▶ EXERCISE TASK
Which lines hold the string "mind"? Copy every one of them.

▶ Dataset items
━━━

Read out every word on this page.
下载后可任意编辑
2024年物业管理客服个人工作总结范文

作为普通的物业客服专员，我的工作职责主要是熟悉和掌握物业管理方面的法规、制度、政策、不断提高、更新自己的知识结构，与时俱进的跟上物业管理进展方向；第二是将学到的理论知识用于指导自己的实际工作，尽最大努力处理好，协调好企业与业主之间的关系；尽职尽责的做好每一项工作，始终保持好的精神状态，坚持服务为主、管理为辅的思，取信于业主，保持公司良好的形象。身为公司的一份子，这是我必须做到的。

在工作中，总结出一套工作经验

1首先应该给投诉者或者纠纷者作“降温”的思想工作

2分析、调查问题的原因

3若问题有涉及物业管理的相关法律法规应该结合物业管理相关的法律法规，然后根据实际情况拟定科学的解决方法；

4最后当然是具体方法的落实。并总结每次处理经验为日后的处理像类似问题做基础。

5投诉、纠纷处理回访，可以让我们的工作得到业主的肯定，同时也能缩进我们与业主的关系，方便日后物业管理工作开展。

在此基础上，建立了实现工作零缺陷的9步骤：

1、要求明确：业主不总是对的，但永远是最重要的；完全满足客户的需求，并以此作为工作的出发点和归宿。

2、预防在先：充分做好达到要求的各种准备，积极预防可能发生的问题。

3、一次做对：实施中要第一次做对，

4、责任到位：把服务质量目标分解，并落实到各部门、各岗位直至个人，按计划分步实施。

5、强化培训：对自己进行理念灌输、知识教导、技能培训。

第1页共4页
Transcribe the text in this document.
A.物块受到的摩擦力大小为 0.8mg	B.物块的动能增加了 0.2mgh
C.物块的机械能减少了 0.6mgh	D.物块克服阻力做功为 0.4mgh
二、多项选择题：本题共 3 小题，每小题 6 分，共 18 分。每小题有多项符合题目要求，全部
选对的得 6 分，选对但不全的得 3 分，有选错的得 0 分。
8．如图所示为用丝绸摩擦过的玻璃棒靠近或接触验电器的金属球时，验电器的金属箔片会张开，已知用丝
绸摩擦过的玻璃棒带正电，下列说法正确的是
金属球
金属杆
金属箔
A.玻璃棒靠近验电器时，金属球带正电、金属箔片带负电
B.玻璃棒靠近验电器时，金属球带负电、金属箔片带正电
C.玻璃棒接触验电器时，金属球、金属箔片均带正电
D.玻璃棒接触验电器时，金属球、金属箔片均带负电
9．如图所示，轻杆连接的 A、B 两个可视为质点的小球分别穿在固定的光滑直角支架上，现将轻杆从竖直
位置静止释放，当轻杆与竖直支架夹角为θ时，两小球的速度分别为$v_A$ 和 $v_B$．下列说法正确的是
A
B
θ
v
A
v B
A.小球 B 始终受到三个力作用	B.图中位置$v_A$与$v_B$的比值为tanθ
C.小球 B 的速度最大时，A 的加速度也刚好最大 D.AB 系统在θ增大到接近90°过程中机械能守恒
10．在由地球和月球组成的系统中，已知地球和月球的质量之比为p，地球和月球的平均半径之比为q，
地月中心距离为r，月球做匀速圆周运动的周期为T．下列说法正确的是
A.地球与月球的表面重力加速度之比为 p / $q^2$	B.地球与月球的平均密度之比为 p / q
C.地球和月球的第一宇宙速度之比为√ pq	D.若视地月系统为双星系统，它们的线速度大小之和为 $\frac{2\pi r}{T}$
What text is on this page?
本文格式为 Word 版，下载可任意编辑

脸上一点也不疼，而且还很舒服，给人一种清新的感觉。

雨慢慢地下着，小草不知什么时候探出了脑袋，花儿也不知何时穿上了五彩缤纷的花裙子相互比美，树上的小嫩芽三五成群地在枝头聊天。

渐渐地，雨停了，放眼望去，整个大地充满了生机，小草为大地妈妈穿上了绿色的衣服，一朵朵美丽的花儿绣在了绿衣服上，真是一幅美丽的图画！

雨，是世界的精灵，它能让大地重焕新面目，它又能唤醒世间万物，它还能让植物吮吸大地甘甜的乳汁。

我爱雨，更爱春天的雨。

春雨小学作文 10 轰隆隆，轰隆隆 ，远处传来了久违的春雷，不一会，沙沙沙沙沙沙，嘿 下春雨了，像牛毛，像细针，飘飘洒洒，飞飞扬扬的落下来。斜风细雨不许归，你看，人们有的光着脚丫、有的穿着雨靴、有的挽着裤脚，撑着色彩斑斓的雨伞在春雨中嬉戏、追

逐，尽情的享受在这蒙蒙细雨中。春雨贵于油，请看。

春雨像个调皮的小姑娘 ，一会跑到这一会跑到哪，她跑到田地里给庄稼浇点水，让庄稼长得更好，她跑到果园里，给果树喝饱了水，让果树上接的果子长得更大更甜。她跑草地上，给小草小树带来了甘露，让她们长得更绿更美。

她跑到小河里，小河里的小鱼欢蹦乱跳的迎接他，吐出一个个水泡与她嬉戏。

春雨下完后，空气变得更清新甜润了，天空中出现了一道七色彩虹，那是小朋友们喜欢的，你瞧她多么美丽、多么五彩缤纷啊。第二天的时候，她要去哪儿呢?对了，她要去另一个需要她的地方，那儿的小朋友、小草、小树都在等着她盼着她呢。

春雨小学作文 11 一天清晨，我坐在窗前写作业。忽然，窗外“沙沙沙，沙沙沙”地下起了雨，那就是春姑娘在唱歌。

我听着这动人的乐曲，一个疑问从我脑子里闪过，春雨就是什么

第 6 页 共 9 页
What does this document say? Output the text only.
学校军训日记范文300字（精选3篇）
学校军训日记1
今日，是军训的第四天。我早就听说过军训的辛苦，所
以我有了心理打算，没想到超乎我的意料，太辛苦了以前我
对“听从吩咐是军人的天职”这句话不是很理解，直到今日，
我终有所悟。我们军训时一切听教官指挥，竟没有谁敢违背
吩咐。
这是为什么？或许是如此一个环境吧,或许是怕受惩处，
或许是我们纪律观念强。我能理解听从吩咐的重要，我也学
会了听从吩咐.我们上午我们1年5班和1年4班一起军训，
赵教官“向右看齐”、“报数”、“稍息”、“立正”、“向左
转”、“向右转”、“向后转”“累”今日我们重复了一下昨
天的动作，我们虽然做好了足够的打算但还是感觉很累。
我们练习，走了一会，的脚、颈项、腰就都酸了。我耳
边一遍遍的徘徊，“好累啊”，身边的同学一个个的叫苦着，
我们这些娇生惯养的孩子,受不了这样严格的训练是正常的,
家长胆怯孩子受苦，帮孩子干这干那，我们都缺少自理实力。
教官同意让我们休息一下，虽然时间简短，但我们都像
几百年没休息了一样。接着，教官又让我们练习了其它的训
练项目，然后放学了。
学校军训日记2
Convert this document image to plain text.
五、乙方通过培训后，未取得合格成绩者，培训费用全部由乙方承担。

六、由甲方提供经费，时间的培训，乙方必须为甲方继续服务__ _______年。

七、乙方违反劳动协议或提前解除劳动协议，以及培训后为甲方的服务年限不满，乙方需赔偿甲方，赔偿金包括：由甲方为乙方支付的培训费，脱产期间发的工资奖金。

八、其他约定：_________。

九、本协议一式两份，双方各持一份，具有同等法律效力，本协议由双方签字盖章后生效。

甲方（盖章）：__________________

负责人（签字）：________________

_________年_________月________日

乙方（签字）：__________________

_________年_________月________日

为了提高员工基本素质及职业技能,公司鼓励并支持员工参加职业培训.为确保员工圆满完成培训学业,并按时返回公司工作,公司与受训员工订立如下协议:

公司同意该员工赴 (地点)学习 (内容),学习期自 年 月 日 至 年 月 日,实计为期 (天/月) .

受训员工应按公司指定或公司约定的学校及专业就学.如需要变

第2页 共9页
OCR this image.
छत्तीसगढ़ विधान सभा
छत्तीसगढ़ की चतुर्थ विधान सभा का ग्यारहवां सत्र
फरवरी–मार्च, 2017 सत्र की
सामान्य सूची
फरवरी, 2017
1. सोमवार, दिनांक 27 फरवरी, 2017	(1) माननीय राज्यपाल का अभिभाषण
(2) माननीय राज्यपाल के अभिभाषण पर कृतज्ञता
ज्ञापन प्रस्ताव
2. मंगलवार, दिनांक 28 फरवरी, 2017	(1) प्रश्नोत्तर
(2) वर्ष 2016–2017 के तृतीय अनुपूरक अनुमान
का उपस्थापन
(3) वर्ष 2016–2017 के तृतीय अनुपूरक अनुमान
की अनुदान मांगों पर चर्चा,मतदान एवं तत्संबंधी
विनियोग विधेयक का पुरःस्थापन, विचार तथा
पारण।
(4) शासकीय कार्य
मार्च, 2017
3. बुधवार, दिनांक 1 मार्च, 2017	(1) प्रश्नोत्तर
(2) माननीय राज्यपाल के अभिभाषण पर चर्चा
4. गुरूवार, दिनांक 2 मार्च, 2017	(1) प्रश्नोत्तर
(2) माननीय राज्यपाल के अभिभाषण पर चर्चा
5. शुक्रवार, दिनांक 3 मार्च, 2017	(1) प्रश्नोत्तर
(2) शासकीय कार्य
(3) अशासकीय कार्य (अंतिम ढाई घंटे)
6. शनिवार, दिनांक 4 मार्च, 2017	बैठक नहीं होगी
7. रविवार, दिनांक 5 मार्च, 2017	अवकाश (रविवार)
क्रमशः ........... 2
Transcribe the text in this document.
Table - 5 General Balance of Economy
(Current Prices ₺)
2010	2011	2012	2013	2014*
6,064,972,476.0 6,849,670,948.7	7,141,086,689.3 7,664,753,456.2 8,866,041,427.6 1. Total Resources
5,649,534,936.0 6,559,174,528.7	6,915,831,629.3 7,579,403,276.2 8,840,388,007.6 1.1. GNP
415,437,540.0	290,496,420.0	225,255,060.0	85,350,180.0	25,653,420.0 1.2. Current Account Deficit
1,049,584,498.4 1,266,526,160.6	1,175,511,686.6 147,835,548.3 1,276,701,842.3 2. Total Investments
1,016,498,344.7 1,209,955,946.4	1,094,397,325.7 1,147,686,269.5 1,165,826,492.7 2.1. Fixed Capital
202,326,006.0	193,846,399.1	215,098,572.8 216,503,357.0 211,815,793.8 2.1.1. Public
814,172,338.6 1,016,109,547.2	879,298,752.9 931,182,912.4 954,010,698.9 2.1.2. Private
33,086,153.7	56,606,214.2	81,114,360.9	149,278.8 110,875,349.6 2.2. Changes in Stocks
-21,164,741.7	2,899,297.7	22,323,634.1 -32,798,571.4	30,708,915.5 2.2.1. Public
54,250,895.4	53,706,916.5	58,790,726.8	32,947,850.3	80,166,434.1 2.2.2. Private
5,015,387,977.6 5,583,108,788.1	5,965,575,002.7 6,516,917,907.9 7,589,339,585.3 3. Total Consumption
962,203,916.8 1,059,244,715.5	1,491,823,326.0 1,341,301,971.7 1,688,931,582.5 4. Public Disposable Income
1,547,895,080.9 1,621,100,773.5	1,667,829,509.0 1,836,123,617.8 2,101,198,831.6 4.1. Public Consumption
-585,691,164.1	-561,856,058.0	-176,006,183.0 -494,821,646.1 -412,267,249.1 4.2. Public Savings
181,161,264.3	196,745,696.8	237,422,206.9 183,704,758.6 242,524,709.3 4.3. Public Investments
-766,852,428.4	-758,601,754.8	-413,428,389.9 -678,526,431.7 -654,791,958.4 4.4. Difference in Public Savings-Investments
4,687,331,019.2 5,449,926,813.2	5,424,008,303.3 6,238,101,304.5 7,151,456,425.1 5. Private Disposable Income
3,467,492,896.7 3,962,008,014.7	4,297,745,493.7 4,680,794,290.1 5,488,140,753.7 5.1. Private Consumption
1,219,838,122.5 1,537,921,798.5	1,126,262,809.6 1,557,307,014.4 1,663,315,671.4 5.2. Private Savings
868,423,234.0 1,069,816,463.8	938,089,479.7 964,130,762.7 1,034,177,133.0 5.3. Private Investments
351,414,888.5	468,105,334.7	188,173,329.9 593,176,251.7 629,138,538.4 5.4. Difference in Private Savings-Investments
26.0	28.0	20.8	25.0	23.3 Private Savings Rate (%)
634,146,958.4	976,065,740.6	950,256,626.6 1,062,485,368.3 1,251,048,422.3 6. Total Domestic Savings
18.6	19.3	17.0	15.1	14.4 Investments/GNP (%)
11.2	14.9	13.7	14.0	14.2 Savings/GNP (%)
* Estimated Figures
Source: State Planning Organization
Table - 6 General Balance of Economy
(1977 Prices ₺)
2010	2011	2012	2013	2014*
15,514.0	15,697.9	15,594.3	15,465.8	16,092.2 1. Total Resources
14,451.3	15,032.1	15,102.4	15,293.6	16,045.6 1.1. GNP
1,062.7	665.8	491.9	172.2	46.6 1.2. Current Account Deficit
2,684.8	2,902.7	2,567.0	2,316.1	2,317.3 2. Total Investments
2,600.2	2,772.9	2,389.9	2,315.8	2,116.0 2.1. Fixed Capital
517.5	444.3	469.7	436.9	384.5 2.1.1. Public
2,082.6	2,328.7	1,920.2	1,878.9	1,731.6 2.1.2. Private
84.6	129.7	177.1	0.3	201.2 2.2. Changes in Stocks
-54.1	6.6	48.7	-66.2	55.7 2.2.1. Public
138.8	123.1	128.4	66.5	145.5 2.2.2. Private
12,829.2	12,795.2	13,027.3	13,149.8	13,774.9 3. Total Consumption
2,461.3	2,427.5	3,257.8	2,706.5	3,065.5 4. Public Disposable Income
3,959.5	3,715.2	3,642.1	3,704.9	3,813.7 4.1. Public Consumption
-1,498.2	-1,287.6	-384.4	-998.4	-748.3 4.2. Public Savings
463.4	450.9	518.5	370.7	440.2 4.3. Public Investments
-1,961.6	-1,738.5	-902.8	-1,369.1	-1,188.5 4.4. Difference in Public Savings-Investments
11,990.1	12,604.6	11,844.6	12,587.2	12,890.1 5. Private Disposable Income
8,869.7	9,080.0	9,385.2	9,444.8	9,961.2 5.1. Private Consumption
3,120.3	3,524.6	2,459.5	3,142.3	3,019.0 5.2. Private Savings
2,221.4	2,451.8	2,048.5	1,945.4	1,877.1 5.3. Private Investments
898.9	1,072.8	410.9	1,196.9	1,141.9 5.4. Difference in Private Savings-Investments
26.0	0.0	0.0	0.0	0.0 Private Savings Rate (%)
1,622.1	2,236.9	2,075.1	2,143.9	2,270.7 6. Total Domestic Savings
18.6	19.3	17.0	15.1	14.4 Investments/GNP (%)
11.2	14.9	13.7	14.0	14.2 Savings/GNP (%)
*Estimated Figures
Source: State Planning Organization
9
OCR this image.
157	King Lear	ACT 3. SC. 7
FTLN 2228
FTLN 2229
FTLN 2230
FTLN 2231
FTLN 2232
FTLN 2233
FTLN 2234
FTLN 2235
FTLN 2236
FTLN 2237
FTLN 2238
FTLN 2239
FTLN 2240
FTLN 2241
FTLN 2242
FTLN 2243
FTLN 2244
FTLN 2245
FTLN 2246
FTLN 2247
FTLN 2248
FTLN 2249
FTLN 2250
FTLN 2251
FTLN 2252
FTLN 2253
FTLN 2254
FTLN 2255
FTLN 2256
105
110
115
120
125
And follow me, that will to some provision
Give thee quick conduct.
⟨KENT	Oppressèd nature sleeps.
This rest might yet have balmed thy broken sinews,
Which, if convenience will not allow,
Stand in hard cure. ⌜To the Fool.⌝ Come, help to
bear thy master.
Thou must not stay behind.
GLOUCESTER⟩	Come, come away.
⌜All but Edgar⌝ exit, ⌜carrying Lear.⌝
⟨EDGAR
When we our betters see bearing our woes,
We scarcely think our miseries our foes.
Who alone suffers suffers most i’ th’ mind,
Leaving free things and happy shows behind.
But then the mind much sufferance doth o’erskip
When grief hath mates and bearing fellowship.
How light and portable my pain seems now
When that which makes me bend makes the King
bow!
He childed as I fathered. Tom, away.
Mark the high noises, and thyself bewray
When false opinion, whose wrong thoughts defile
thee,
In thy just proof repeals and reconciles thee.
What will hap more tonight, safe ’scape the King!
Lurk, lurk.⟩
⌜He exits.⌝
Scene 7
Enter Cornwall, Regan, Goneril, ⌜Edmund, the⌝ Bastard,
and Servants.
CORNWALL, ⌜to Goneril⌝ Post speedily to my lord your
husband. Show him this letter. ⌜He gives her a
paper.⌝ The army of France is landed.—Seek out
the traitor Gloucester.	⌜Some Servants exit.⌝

━━━

▶ EXERCISE RESPONSE
Who alone suffers suffers most i’ th’ mind,
But then the mind much sufferance doth o’erskip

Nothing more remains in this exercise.